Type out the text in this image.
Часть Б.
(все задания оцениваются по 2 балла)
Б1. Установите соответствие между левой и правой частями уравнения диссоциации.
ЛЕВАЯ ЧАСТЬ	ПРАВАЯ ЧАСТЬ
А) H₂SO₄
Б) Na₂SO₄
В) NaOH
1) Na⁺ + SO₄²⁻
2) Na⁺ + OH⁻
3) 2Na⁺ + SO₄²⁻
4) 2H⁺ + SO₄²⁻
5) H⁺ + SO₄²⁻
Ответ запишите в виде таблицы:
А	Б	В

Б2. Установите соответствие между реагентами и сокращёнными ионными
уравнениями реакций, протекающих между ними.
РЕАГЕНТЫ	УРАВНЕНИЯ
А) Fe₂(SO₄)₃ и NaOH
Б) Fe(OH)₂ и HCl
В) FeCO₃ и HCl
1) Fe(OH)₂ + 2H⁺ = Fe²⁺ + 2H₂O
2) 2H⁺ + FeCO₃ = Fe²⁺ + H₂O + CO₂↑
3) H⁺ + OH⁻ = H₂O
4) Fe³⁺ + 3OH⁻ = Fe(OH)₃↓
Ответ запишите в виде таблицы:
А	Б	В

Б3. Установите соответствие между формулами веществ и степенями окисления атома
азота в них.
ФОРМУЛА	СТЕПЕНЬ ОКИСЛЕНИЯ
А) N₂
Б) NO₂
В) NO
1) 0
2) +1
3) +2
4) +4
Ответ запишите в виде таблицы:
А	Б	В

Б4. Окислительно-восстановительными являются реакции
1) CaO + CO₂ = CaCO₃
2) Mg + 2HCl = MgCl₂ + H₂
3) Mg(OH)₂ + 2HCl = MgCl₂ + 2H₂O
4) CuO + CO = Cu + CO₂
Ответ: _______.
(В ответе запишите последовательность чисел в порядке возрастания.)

# Written exercise
Output the listing above exactly as it appears.

# Task answer
Type out the text in this image.
Часть Б.
(все задания оцениваются по 2 балла)
Б1. Установите соответствие между левой и правой частями уравнения диссоциации.
ЛЕВАЯ ЧАСТЬ	ПРАВАЯ ЧАСТЬ
А) H₂SO₄
Б) Na₂SO₄
В) NaOH
1) Na⁺ + SO₄²⁻
2) Na⁺ + OH⁻
3) 2Na⁺ + SO₄²⁻
4) 2H⁺ + SO₄²⁻
5) H⁺ + SO₄²⁻
Ответ запишите в виде таблицы:
А	Б	В

Б2. Установите соответствие между реагентами и сокращёнными ионными
уравнениями реакций, протекающих между ними.
РЕАГЕНТЫ	УРАВНЕНИЯ
А) Fe₂(SO₄)₃ и NaOH
Б) Fe(OH)₂ и HCl
В) FeCO₃ и HCl
1) Fe(OH)₂ + 2H⁺ = Fe²⁺ + 2H₂O
2) 2H⁺ + FeCO₃ = Fe²⁺ + H₂O + CO₂↑
3) H⁺ + OH⁻ = H₂O
4) Fe³⁺ + 3OH⁻ = Fe(OH)₃↓
Ответ запишите в виде таблицы:
А	Б	В

Б3. Установите соответствие между формулами веществ и степенями окисления атома
азота в них.
ФОРМУЛА	СТЕПЕНЬ ОКИСЛЕНИЯ
А) N₂
Б) NO₂
В) NO
1) 0
2) +1
3) +2
4) +4
Ответ запишите в виде таблицы:
А	Б	В

Б4. Окислительно-восстановительными являются реакции
1) CaO + CO₂ = CaCO₃
2) Mg + 2HCl = MgCl₂ + H₂
3) Mg(OH)₂ + 2HCl = MgCl₂ + 2H₂O
4) CuO + CO = Cu + CO₂
Ответ: _______.
(В ответе запишите последовательность чисел в порядке возрастания.)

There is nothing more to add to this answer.